#### [The request]
Wherever a line below holds the word "charakter", copy that line.

* START The records *

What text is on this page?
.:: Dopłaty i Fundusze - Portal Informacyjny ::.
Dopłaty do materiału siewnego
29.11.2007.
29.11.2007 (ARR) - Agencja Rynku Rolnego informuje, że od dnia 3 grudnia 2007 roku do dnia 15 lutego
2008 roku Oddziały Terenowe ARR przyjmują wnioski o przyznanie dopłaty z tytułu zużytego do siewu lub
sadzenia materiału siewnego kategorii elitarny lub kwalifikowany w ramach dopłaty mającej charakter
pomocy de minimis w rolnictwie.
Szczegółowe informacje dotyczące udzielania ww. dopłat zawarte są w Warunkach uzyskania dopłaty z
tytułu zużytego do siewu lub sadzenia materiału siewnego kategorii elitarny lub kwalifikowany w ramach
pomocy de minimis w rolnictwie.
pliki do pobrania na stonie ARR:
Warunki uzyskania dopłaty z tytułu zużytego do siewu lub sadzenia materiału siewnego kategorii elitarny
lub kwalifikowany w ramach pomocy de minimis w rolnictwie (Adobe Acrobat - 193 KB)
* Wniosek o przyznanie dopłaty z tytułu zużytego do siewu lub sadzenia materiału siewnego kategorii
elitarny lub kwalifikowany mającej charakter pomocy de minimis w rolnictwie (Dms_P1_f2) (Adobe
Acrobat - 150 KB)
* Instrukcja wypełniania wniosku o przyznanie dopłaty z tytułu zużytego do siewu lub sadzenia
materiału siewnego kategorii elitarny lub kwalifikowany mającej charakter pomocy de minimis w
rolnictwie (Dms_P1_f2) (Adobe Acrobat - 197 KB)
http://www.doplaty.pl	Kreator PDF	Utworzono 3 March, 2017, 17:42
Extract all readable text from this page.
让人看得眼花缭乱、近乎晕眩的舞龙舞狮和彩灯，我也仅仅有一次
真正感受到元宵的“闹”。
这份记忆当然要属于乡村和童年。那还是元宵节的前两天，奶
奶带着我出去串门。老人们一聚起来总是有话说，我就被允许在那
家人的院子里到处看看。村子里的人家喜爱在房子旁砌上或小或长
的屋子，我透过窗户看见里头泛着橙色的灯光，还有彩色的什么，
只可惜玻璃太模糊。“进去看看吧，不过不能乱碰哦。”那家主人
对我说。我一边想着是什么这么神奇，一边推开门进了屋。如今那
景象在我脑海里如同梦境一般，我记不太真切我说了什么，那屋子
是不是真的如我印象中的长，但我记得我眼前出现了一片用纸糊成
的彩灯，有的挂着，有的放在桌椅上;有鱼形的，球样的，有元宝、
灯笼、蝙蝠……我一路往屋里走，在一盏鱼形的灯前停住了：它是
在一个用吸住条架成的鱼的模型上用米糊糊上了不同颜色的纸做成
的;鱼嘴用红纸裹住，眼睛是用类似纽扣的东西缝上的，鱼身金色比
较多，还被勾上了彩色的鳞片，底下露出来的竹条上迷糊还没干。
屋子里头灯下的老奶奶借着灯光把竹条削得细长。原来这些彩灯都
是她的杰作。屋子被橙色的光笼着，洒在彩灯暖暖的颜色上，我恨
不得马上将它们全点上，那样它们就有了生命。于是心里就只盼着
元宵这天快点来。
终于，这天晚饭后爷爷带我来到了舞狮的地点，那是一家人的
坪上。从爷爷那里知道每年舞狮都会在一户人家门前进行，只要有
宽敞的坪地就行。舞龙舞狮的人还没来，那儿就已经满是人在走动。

* END The records *

#### [Worked solution]
sadzenia materiału siewnego kategorii elitarny lub kwalifikowany w ramach dopłaty mającej charakter
elitarny lub kwalifikowany mającej charakter pomocy de minimis w rolnictwie (Dms_P1_f2) (Adobe
materiału siewnego kategorii elitarny lub kwalifikowany mającej charakter pomocy de minimis w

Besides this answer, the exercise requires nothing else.